** START Entries shown **

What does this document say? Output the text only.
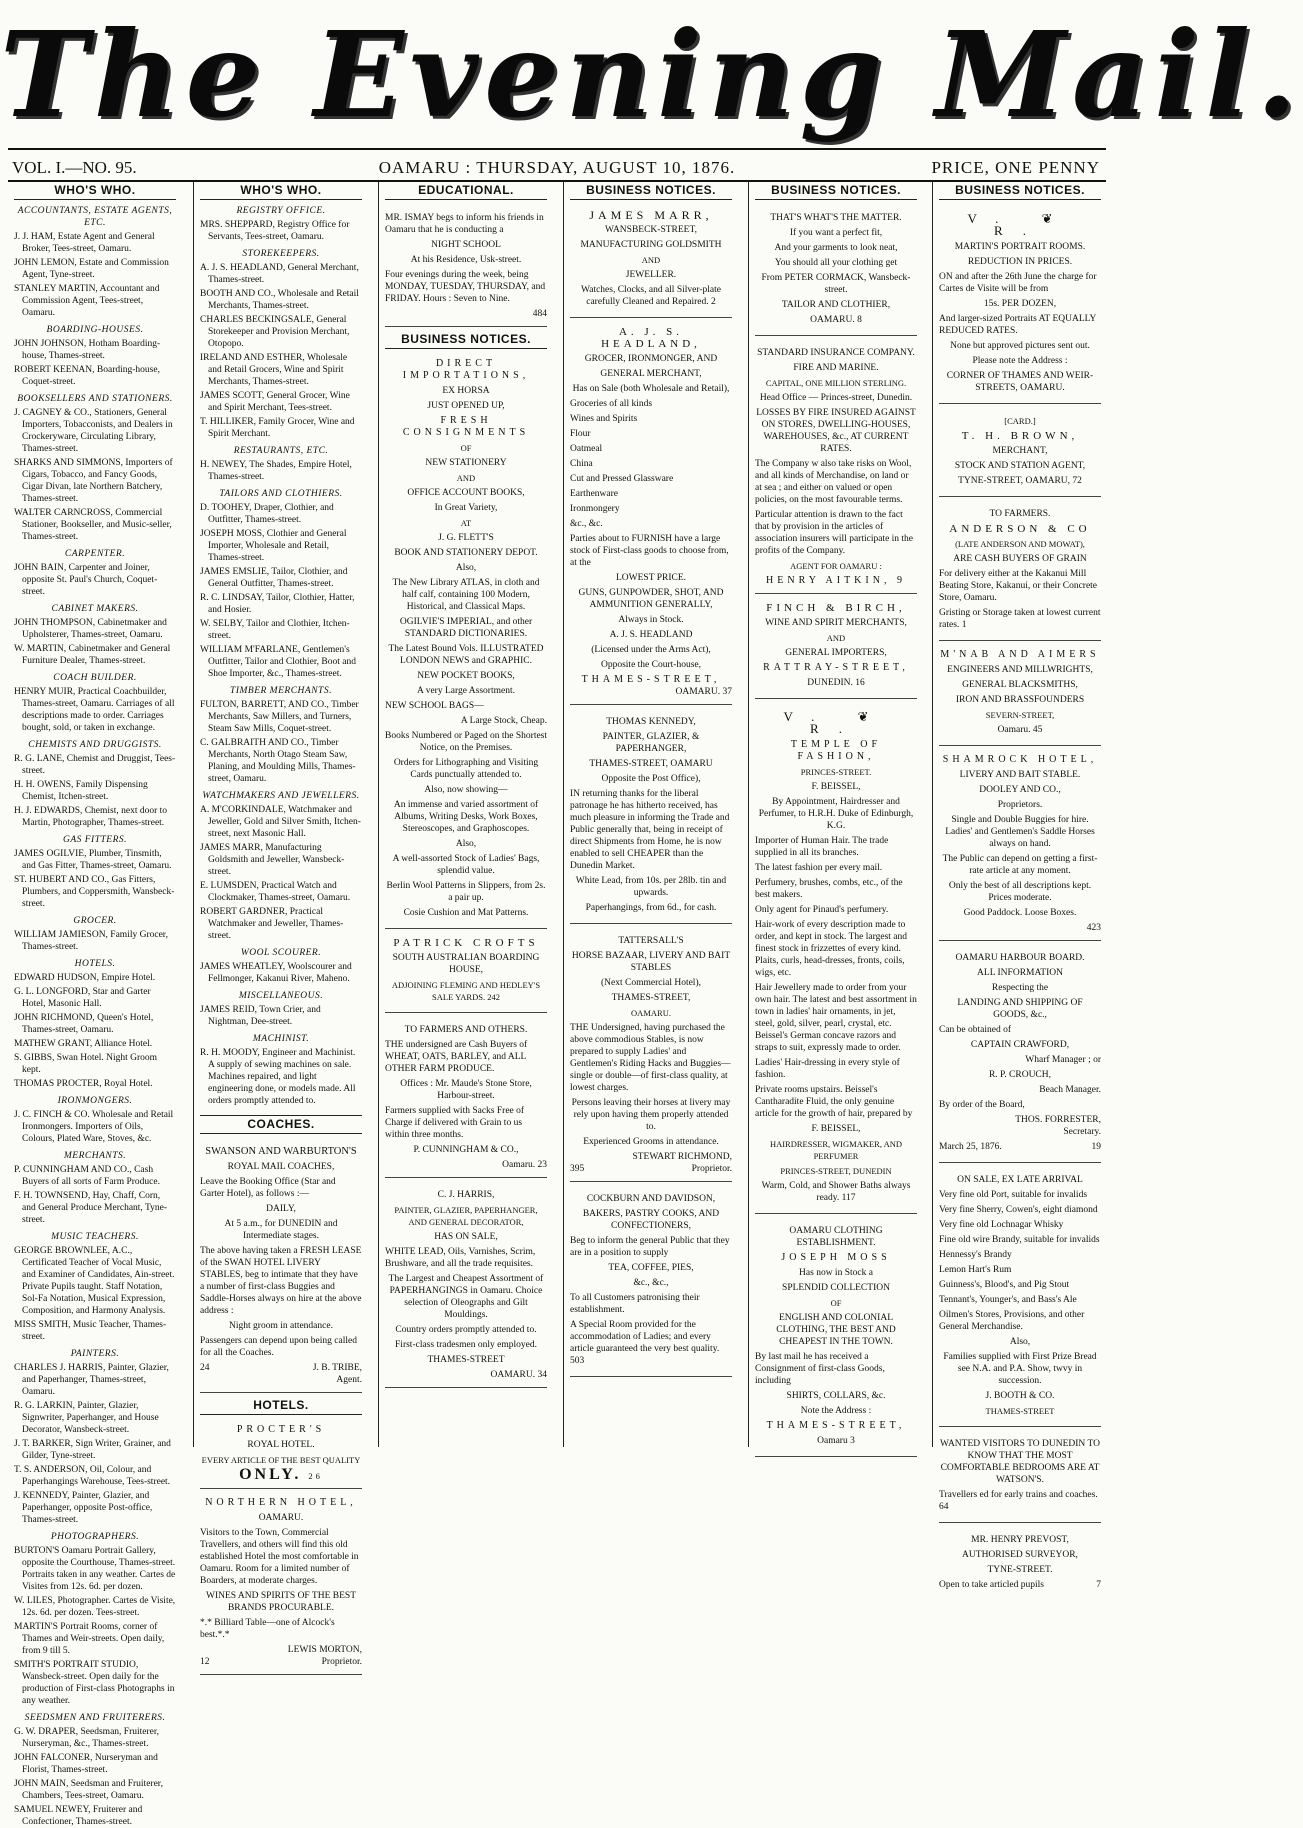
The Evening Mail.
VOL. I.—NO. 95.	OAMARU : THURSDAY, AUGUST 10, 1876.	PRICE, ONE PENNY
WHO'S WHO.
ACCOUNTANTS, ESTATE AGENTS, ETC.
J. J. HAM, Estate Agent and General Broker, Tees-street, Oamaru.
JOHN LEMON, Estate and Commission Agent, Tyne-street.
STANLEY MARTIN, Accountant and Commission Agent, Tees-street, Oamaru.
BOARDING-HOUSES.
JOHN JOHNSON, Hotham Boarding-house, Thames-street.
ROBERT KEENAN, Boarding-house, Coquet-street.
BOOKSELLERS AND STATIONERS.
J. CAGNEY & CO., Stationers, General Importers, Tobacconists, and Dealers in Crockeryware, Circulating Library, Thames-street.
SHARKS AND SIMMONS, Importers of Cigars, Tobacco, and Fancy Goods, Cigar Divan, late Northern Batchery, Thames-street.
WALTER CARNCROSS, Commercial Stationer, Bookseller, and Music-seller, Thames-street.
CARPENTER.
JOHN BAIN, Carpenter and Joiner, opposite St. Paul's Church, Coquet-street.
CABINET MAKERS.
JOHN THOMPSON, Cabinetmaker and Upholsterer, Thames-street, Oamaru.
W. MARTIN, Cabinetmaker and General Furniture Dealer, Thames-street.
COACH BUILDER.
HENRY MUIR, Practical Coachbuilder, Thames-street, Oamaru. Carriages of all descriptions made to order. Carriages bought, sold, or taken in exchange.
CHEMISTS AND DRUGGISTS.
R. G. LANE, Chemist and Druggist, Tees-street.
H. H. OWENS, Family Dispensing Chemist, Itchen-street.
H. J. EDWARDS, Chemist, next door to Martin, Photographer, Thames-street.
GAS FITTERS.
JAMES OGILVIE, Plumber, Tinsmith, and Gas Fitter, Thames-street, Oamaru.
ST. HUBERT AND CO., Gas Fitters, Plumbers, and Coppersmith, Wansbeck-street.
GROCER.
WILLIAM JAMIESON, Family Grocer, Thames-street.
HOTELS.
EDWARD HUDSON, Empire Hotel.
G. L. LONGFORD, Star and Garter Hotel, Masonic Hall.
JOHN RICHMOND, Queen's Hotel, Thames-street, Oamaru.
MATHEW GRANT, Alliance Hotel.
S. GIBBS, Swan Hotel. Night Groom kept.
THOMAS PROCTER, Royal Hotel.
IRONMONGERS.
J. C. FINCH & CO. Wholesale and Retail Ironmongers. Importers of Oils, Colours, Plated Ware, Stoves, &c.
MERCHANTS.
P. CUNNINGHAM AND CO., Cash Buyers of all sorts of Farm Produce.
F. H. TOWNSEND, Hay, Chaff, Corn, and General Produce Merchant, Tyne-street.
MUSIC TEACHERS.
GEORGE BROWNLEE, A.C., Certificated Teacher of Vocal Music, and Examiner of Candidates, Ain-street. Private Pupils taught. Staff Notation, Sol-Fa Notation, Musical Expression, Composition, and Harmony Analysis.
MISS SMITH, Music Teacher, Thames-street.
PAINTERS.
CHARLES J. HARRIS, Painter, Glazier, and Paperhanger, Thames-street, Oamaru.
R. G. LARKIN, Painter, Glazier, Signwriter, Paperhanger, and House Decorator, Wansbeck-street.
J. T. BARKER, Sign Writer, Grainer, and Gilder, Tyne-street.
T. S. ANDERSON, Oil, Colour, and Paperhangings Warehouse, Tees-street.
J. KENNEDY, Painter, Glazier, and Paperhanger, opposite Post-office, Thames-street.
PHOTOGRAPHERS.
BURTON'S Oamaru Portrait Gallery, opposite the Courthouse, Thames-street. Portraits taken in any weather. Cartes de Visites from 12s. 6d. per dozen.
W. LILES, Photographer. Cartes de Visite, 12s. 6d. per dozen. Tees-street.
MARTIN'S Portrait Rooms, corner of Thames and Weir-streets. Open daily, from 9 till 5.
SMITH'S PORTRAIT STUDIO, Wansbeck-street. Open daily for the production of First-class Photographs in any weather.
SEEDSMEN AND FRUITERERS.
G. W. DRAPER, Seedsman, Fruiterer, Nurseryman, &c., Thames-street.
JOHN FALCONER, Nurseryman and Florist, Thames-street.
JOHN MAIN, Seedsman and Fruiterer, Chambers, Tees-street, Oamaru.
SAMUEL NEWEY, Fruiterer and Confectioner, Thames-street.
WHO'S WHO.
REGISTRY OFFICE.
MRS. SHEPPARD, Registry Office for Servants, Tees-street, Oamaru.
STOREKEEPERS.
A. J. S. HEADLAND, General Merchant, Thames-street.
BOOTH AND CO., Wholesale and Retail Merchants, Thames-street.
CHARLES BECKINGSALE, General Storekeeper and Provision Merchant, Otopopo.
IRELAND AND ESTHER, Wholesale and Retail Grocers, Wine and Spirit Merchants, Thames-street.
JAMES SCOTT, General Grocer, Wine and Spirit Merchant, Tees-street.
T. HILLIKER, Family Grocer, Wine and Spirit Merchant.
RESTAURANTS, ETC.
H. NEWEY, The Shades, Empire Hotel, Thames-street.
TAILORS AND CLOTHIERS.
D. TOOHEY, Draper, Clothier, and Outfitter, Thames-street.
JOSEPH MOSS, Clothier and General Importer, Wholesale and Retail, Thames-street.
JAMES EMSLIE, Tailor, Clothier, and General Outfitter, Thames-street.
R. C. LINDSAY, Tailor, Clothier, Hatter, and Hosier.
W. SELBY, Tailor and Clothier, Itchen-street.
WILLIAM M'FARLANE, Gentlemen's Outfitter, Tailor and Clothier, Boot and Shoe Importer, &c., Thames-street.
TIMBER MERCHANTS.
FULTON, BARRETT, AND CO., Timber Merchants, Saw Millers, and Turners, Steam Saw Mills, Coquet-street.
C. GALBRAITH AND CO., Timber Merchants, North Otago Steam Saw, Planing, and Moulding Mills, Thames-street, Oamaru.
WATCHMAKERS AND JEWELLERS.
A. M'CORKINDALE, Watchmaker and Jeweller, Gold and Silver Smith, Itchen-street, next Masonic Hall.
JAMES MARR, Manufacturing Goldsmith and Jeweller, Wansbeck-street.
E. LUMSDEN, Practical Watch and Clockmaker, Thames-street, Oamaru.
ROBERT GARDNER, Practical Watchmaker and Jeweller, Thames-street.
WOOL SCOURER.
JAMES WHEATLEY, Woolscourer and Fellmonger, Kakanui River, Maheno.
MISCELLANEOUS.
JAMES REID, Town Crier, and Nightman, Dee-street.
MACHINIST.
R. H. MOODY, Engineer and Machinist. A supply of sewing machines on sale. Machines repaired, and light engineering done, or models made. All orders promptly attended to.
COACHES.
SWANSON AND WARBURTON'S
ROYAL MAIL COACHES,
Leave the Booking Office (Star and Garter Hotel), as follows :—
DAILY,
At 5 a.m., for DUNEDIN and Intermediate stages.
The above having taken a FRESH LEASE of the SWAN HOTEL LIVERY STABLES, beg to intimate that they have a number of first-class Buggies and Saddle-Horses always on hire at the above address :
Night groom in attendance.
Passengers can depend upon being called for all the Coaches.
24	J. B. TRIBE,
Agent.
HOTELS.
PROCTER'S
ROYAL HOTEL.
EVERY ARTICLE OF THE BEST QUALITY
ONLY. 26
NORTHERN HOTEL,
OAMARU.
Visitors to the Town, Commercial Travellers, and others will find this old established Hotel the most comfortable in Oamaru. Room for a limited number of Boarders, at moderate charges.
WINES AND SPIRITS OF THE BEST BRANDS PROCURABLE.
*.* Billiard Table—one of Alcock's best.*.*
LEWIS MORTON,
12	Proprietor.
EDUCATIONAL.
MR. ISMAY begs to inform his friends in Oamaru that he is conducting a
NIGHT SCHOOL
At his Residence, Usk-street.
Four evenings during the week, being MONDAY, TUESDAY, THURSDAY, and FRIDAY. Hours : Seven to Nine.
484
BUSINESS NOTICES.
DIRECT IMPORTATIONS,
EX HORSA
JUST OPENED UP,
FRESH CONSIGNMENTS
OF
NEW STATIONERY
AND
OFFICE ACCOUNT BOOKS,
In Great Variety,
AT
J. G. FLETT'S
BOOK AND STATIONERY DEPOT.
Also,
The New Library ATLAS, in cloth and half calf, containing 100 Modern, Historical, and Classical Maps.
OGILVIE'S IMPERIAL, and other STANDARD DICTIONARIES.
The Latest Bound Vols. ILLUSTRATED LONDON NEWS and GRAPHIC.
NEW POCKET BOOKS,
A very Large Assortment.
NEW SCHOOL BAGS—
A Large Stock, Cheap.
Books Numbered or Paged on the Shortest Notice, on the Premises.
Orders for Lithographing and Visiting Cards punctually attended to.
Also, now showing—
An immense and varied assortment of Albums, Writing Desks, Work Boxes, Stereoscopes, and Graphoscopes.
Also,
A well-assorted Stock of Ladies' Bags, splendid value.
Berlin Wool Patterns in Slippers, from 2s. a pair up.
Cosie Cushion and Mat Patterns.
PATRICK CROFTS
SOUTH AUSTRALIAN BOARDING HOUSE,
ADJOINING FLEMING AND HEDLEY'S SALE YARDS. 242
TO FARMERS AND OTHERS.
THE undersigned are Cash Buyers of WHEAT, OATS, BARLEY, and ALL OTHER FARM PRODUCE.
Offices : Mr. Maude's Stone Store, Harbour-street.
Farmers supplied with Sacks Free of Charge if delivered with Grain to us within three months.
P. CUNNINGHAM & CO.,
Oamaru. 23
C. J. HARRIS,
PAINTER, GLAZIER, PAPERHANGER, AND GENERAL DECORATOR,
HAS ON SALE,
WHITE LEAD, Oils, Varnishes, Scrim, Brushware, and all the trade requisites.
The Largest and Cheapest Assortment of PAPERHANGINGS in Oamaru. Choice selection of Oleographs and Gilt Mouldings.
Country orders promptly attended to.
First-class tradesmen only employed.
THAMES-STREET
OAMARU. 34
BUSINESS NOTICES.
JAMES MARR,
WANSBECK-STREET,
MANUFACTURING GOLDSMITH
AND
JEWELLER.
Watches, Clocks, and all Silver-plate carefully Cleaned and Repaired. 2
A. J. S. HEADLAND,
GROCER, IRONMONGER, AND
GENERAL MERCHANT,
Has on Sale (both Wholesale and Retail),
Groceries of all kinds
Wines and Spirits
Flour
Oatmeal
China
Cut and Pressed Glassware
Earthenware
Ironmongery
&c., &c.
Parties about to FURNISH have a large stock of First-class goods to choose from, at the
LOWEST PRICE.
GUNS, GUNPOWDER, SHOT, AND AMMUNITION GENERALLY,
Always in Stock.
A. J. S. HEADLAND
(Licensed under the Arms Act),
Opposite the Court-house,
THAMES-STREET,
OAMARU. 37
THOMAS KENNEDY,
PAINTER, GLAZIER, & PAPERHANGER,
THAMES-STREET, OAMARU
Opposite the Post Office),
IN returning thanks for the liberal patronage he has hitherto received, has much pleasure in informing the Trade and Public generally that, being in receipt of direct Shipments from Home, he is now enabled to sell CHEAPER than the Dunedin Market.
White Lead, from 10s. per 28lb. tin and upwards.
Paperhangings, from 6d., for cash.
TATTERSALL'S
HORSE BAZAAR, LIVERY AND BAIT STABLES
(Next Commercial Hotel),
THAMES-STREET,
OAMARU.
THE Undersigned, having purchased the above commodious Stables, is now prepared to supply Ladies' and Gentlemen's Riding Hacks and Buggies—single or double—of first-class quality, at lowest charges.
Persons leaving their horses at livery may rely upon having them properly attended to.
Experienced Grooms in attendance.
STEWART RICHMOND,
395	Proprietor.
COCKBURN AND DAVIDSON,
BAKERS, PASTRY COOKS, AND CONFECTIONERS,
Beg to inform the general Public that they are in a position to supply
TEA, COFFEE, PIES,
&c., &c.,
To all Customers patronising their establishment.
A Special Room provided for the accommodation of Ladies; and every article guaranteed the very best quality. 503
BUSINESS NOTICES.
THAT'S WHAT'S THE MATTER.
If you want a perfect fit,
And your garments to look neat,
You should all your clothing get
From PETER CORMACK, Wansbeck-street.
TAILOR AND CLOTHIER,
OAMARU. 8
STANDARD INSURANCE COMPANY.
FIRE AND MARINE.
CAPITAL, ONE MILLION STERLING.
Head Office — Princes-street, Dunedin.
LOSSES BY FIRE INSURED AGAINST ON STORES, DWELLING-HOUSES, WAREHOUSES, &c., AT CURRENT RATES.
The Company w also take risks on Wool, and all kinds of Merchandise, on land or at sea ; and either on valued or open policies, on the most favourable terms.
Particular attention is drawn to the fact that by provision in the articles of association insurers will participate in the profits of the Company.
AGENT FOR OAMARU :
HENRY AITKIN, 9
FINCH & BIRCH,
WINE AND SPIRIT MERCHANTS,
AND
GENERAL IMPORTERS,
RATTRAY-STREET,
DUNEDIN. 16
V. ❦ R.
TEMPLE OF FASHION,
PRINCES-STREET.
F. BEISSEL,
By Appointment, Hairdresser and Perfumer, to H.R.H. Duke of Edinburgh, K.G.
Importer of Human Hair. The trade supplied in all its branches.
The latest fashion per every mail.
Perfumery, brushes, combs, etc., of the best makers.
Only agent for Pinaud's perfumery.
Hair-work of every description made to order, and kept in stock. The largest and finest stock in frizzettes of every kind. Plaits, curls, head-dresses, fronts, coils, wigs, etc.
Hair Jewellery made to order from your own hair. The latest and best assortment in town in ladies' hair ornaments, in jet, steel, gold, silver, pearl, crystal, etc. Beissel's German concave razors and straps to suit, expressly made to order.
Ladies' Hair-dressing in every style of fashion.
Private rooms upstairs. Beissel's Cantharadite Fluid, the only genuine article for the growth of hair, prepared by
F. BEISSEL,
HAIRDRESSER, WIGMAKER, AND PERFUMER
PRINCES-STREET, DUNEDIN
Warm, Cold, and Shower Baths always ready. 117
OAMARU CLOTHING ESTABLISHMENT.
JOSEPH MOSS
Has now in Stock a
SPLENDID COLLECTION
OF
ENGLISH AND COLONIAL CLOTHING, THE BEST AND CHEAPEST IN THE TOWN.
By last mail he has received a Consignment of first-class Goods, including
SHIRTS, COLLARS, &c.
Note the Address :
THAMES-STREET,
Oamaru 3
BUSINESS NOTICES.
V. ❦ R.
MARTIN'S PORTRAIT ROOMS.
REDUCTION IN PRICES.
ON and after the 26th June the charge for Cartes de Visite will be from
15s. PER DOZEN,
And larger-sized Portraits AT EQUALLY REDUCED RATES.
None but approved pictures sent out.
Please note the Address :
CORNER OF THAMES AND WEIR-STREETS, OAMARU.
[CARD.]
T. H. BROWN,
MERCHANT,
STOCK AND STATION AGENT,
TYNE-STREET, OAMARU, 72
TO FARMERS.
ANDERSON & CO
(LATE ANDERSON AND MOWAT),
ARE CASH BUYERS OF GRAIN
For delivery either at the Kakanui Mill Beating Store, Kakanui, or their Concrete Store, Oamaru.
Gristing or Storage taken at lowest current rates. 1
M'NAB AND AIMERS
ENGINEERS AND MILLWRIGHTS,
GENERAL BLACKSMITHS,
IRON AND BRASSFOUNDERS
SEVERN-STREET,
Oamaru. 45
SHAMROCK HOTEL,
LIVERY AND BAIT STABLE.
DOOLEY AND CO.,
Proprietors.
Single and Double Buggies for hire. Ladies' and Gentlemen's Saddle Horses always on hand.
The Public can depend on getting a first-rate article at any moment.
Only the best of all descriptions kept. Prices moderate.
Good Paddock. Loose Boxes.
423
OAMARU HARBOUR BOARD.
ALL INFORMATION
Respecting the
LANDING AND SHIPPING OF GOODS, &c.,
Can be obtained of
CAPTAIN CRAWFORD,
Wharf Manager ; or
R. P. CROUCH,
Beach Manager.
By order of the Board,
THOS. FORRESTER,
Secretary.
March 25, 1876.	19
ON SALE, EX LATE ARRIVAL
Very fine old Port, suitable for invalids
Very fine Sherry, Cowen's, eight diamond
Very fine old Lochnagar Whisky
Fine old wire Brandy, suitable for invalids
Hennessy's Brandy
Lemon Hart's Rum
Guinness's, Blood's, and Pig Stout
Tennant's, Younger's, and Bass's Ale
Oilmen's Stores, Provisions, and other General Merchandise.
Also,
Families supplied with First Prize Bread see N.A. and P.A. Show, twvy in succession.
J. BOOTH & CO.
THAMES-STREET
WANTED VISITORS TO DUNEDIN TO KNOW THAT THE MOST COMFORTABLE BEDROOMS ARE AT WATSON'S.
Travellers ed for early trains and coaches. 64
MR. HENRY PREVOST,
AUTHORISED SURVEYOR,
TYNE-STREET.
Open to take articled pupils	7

** END Entries shown **

→ **Exercise aim**
State only how many lines in the material include "Portraits".

→ **Reply to the exercise**
2